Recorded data
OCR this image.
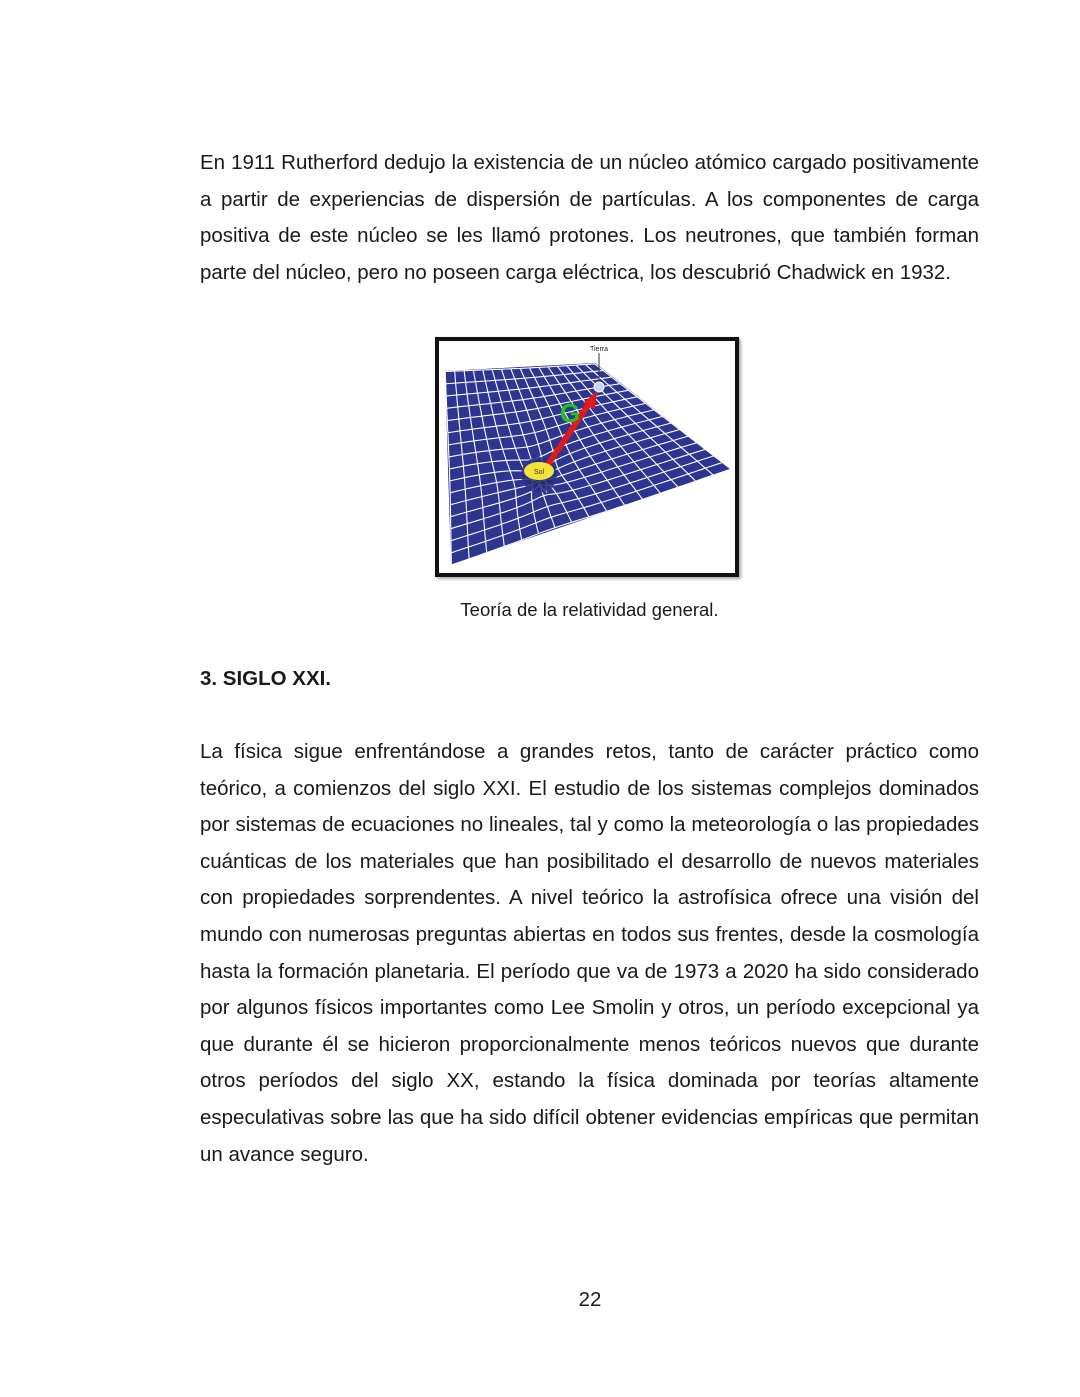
En 1911 Rutherford dedujo la existencia de un núcleo atómico cargado positivamente a partir de experiencias de dispersión de partículas. A los componentes de carga positiva de este núcleo se les llamó protones. Los neutrones, que también forman parte del núcleo, pero no poseen carga eléctrica, los descubrió Chadwick en 1932.

Tierra
G
Sol
Teoría de la relatividad general.
3. SIGLO XXI.

La física sigue enfrentándose a grandes retos, tanto de carácter práctico como teórico, a comienzos del siglo XXI. El estudio de los sistemas complejos dominados por sistemas de ecuaciones no lineales, tal y como la meteorología o las propiedades cuánticas de los materiales que han posibilitado el desarrollo de nuevos materiales con propiedades sorprendentes. A nivel teórico la astrofísica ofrece una visión del mundo con numerosas preguntas abiertas en todos sus frentes, desde la cosmología hasta la formación planetaria. El período que va de 1973 a 2020 ha sido considerado por algunos físicos importantes como Lee Smolin y otros, un período excepcional ya que durante él se hicieron proporcionalmente menos teóricos nuevos que durante otros períodos del siglo XX, estando la física dominada por teorías altamente especulativas sobre las que ha sido difícil obtener evidencias empíricas que permitan un avance seguro.

22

Description of the task:
Every record must be copied exactly, with the pictures left out.

Answer to the task:
OCR this image.
En 1911 Rutherford dedujo la existencia de un núcleo atómico cargado positivamente a partir de experiencias de dispersión de partículas. A los componentes de carga positiva de este núcleo se les llamó protones. Los neutrones, que también forman parte del núcleo, pero no poseen carga eléctrica, los descubrió Chadwick en 1932.

Tierra
G
Sol
Teoría de la relatividad general.
3. SIGLO XXI.

La física sigue enfrentándose a grandes retos, tanto de carácter práctico como teórico, a comienzos del siglo XXI. El estudio de los sistemas complejos dominados por sistemas de ecuaciones no lineales, tal y como la meteorología o las propiedades cuánticas de los materiales que han posibilitado el desarrollo de nuevos materiales con propiedades sorprendentes. A nivel teórico la astrofísica ofrece una visión del mundo con numerosas preguntas abiertas en todos sus frentes, desde la cosmología hasta la formación planetaria. El período que va de 1973 a 2020 ha sido considerado por algunos físicos importantes como Lee Smolin y otros, un período excepcional ya que durante él se hicieron proporcionalmente menos teóricos nuevos que durante otros períodos del siglo XX, estando la física dominada por teorías altamente especulativas sobre las que ha sido difícil obtener evidencias empíricas que permitan un avance seguro.

22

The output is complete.